— BEGIN Material provided —
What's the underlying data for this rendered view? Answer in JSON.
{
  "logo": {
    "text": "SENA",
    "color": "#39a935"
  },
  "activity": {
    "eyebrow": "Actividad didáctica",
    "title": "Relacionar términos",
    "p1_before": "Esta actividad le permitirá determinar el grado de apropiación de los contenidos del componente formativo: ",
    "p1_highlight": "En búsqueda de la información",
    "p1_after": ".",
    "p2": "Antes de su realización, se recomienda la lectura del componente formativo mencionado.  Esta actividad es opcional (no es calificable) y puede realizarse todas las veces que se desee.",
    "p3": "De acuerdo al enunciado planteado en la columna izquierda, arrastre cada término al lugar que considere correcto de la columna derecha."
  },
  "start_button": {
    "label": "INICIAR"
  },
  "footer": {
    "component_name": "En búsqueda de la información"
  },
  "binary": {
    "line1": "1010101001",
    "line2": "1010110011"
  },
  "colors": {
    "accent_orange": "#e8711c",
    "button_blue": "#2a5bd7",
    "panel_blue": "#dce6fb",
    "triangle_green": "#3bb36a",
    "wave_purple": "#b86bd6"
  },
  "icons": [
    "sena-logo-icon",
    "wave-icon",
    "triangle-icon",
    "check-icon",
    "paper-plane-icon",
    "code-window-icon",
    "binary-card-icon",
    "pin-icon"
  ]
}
— END Material provided —
What to work on >>
Transcribe the material above in its entirety. Match it exactly.

Written response >>
What's the underlying data for this rendered view? Answer in JSON.
{
  "logo": {
    "text": "SENA",
    "color": "#39a935"
  },
  "activity": {
    "eyebrow": "Actividad didáctica",
    "title": "Relacionar términos",
    "p1_before": "Esta actividad le permitirá determinar el grado de apropiación de los contenidos del componente formativo: ",
    "p1_highlight": "En búsqueda de la información",
    "p1_after": ".",
    "p2": "Antes de su realización, se recomienda la lectura del componente formativo mencionado.  Esta actividad es opcional (no es calificable) y puede realizarse todas las veces que se desee.",
    "p3": "De acuerdo al enunciado planteado en la columna izquierda, arrastre cada término al lugar que considere correcto de la columna derecha."
  },
  "start_button": {
    "label": "INICIAR"
  },
  "footer": {
    "component_name": "En búsqueda de la información"
  },
  "binary": {
    "line1": "1010101001",
    "line2": "1010110011"
  },
  "colors": {
    "accent_orange": "#e8711c",
    "button_blue": "#2a5bd7",
    "panel_blue": "#dce6fb",
    "triangle_green": "#3bb36a",
    "wave_purple": "#b86bd6"
  },
  "icons": [
    "sena-logo-icon",
    "wave-icon",
    "triangle-icon",
    "check-icon",
    "paper-plane-icon",
    "code-window-icon",
    "binary-card-icon",
    "pin-icon"
  ]
}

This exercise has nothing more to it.